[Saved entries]
- - -
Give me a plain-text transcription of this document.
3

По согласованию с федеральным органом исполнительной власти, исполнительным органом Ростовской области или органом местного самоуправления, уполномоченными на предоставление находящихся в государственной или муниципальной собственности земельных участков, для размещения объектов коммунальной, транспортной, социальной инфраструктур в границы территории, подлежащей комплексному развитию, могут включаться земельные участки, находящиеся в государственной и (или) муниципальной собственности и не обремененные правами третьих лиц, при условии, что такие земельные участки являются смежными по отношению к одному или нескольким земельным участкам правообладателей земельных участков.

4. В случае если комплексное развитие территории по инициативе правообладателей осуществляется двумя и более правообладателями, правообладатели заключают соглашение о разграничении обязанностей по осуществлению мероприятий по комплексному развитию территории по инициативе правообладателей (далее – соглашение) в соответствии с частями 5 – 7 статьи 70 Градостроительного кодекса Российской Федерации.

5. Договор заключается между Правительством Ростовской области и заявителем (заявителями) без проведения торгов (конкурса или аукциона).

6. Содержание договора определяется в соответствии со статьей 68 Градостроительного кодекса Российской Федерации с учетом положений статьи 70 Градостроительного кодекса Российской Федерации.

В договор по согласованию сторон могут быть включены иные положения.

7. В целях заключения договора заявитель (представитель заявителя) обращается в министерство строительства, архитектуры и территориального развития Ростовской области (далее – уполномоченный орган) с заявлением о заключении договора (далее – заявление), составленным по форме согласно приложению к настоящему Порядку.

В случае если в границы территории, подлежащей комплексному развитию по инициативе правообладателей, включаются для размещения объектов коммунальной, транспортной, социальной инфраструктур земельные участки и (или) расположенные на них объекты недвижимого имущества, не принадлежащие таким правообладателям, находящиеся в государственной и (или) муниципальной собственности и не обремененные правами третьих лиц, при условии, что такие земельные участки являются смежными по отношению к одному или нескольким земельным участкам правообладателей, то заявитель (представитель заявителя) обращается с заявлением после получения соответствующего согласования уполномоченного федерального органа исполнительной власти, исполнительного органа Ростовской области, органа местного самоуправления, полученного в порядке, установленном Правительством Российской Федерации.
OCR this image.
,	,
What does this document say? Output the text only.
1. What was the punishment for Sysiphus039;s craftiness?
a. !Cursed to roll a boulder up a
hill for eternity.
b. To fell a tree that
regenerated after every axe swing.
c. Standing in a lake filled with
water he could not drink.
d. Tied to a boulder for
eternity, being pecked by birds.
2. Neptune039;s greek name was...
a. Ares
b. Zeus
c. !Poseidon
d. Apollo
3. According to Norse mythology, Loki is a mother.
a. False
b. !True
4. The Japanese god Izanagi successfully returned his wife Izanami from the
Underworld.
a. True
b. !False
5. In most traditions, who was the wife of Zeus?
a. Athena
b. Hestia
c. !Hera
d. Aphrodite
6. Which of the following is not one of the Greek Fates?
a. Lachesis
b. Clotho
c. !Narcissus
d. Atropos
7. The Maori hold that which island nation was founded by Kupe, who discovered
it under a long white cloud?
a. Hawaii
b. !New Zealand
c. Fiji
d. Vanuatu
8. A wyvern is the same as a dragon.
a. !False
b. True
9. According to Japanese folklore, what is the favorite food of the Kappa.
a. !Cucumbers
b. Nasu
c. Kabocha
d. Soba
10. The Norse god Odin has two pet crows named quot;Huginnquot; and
- - -
EXERCISE
Print the whole listing exactly as it is.

RESPONSE BELOW
Give me a plain-text transcription of this document.
3

По согласованию с федеральным органом исполнительной власти, исполнительным органом Ростовской области или органом местного самоуправления, уполномоченными на предоставление находящихся в государственной или муниципальной собственности земельных участков, для размещения объектов коммунальной, транспортной, социальной инфраструктур в границы территории, подлежащей комплексному развитию, могут включаться земельные участки, находящиеся в государственной и (или) муниципальной собственности и не обремененные правами третьих лиц, при условии, что такие земельные участки являются смежными по отношению к одному или нескольким земельным участкам правообладателей земельных участков.

4. В случае если комплексное развитие территории по инициативе правообладателей осуществляется двумя и более правообладателями, правообладатели заключают соглашение о разграничении обязанностей по осуществлению мероприятий по комплексному развитию территории по инициативе правообладателей (далее – соглашение) в соответствии с частями 5 – 7 статьи 70 Градостроительного кодекса Российской Федерации.

5. Договор заключается между Правительством Ростовской области и заявителем (заявителями) без проведения торгов (конкурса или аукциона).

6. Содержание договора определяется в соответствии со статьей 68 Градостроительного кодекса Российской Федерации с учетом положений статьи 70 Градостроительного кодекса Российской Федерации.

В договор по согласованию сторон могут быть включены иные положения.

7. В целях заключения договора заявитель (представитель заявителя) обращается в министерство строительства, архитектуры и территориального развития Ростовской области (далее – уполномоченный орган) с заявлением о заключении договора (далее – заявление), составленным по форме согласно приложению к настоящему Порядку.

В случае если в границы территории, подлежащей комплексному развитию по инициативе правообладателей, включаются для размещения объектов коммунальной, транспортной, социальной инфраструктур земельные участки и (или) расположенные на них объекты недвижимого имущества, не принадлежащие таким правообладателям, находящиеся в государственной и (или) муниципальной собственности и не обремененные правами третьих лиц, при условии, что такие земельные участки являются смежными по отношению к одному или нескольким земельным участкам правообладателей, то заявитель (представитель заявителя) обращается с заявлением после получения соответствующего согласования уполномоченного федерального органа исполнительной власти, исполнительного органа Ростовской области, органа местного самоуправления, полученного в порядке, установленном Правительством Российской Федерации.
OCR this image.
,	,
What does this document say? Output the text only.
1. What was the punishment for Sysiphus039;s craftiness?
a. !Cursed to roll a boulder up a
hill for eternity.
b. To fell a tree that
regenerated after every axe swing.
c. Standing in a lake filled with
water he could not drink.
d. Tied to a boulder for
eternity, being pecked by birds.
2. Neptune039;s greek name was...
a. Ares
b. Zeus
c. !Poseidon
d. Apollo
3. According to Norse mythology, Loki is a mother.
a. False
b. !True
4. The Japanese god Izanagi successfully returned his wife Izanami from the
Underworld.
a. True
b. !False
5. In most traditions, who was the wife of Zeus?
a. Athena
b. Hestia
c. !Hera
d. Aphrodite
6. Which of the following is not one of the Greek Fates?
a. Lachesis
b. Clotho
c. !Narcissus
d. Atropos
7. The Maori hold that which island nation was founded by Kupe, who discovered
it under a long white cloud?
a. Hawaii
b. !New Zealand
c. Fiji
d. Vanuatu
8. A wyvern is the same as a dragon.
a. !False
b. True
9. According to Japanese folklore, what is the favorite food of the Kappa.
a. !Cucumbers
b. Nasu
c. Kabocha
d. Soba
10. The Norse god Odin has two pet crows named quot;Huginnquot; and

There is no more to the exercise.